═══ Source passage ═══
/double-double

A Formally Verified Library of Double-Word Arithmetic

Primary LanguageCoqGNU General Public License v3.0GPL-3.0

A Formally Verified Library of Double-Word Arithmetic

Copyright (c) 2023 Ariel Kellison

This library is open-source licensed according to the LGPL (Gnu Lesser General Public License) version 3 or any later version.

Repository map

  • dd_lib: a C library for double-double arithmetic.
  • accuracy_proofs: a directory containing verified roundoff error analyses for double-word operations.
  • verif_proofs: a directory containing VST proofs of correctness of the C functions from dd_lib.
  • common: a directory with of Coq files with common lemmas and tactics.

How to build the proofs

In a Coq Platform that already has CompCert and VST installed, you must also install VSTlib and VCFloat.

Clone the repo https://github.com/VeriNum/vcfloat. In the directory vcfloat/vcfloat/

  • make -j
  • make install to move VCFloat to your Coq install (i.e., your-coq-installation/coq/user-contrib/VSTlib)
═══
## Exercise task a
From the repository map in the double-word arithmetic README, list every top-level entry by name.
═══ Data for the task ═══
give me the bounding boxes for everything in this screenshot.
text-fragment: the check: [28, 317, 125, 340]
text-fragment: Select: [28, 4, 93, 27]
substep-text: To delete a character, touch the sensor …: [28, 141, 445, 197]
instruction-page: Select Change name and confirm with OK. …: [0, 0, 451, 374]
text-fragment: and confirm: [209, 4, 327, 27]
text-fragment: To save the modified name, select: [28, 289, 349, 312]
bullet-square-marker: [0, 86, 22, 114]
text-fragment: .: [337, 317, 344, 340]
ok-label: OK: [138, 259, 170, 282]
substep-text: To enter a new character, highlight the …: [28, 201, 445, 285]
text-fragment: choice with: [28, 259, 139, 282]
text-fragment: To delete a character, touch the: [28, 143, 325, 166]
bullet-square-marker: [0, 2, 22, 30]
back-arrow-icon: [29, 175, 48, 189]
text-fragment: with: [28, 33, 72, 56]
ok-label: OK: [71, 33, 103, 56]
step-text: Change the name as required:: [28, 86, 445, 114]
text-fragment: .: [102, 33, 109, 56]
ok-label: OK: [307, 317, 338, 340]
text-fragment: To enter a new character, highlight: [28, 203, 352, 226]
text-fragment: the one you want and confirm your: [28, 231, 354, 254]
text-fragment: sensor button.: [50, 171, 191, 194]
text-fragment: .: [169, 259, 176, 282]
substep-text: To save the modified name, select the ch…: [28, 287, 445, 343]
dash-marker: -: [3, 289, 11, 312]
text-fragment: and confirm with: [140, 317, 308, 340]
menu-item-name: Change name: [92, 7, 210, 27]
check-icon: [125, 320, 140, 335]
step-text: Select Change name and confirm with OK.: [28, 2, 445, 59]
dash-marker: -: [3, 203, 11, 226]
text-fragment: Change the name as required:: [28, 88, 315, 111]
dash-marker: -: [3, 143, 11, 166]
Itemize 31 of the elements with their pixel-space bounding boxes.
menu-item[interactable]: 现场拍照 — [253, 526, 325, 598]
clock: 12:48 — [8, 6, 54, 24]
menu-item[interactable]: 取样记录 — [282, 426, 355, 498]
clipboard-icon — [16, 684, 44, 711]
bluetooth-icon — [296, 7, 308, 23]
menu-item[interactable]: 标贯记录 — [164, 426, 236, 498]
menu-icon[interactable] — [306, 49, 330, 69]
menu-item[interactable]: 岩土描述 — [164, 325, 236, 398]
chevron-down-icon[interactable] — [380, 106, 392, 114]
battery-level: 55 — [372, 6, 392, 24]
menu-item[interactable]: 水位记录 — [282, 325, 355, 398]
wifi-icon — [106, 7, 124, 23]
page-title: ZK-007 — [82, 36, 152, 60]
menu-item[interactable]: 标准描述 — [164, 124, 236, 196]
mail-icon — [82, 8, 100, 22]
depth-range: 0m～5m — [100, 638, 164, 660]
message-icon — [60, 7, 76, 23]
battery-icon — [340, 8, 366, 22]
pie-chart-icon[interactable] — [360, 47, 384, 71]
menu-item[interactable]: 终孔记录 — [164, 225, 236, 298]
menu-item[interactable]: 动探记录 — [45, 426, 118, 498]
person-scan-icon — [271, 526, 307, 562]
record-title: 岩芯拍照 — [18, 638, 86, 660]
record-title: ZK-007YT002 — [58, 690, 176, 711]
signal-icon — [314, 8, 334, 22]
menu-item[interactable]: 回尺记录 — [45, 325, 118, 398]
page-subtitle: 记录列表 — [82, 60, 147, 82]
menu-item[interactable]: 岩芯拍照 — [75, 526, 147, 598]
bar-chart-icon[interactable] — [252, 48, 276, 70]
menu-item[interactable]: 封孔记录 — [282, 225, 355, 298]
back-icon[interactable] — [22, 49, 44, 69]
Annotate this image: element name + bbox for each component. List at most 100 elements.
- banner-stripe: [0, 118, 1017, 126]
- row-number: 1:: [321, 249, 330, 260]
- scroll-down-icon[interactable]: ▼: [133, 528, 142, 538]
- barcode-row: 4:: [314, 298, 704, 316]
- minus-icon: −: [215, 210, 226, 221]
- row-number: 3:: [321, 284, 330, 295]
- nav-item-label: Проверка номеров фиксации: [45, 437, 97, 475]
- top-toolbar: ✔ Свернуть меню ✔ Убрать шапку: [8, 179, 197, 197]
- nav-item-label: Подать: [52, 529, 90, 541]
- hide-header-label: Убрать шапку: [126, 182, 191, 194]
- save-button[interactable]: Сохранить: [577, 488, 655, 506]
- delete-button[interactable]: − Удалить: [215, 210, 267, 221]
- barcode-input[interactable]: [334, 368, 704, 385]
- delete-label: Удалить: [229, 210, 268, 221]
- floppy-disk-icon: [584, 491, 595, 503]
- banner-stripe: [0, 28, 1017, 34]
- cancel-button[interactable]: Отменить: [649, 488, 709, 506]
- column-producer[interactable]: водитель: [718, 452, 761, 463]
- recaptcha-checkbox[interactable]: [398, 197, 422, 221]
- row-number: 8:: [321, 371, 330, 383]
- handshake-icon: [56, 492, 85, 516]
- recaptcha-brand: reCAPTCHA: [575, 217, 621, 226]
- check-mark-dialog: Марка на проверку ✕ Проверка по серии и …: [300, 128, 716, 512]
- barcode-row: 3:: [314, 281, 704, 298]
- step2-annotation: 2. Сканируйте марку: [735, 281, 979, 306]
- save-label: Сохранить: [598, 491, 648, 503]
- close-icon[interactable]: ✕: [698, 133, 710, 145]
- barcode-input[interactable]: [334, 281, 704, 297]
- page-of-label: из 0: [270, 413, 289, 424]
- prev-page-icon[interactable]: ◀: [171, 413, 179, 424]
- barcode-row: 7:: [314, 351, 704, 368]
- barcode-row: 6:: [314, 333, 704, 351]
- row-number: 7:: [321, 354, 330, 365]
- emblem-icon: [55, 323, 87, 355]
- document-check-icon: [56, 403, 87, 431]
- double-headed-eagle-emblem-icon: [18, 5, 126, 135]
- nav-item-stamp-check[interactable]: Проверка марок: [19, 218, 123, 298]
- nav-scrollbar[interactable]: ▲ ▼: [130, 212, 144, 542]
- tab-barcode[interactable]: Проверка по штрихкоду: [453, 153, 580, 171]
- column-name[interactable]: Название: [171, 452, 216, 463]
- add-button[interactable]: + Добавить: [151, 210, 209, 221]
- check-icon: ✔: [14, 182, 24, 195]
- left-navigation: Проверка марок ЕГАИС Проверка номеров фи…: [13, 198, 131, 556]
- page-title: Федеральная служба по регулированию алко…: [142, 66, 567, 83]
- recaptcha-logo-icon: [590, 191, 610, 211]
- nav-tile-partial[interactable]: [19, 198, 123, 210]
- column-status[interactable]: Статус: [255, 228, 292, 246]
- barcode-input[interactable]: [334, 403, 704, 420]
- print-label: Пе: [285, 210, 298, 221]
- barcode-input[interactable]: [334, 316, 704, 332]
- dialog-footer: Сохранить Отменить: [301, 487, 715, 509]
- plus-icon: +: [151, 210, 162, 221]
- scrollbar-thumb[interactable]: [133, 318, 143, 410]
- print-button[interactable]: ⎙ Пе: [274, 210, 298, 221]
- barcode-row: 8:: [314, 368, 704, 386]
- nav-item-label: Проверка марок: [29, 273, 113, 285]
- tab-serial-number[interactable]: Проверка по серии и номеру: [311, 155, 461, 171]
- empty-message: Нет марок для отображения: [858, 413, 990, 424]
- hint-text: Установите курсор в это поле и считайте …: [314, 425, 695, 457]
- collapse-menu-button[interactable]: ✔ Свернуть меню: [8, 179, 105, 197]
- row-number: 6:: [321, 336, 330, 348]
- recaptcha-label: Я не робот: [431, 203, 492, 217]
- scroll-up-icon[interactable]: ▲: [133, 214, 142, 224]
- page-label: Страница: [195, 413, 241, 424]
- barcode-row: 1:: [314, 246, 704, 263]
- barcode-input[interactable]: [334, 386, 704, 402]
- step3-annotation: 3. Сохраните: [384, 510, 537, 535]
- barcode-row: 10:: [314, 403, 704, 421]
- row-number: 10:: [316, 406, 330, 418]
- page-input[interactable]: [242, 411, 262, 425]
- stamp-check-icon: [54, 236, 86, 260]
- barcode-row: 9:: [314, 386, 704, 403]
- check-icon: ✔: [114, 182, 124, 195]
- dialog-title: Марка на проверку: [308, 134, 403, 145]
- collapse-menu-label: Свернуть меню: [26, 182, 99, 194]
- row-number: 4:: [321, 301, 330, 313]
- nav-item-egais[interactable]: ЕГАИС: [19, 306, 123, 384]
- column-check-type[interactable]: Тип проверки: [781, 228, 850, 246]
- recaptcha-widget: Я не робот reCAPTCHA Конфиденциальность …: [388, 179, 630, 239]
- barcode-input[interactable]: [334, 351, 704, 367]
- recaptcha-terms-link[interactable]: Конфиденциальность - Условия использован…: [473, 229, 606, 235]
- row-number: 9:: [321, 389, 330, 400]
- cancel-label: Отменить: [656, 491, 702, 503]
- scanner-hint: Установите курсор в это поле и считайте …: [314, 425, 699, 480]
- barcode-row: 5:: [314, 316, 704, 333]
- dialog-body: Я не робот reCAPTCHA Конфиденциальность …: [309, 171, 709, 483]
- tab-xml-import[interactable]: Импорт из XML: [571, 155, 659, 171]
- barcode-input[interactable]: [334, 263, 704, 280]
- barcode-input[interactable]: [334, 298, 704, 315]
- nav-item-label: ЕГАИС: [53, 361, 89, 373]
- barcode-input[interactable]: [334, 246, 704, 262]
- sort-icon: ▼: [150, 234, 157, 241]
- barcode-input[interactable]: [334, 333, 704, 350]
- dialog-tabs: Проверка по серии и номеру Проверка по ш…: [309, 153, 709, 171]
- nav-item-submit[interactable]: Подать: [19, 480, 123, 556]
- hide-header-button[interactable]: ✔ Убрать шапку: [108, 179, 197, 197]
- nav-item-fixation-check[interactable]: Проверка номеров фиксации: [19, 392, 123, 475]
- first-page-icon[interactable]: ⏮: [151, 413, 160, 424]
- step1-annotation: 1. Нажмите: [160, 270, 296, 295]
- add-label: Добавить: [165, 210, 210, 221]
═══
## Exercise task b
Return each line of the records that contains the string "marker". Case counts.

## Worked answer a
dd_lib, accuracy_proofs, verif_proofs, common

## Worked answer b
bullet-square-marker: [0, 86, 22, 114]
bullet-square-marker: [0, 2, 22, 30]
dash-marker: -: [3, 289, 11, 312]
dash-marker: -: [3, 203, 11, 226]
dash-marker: -: [3, 143, 11, 166]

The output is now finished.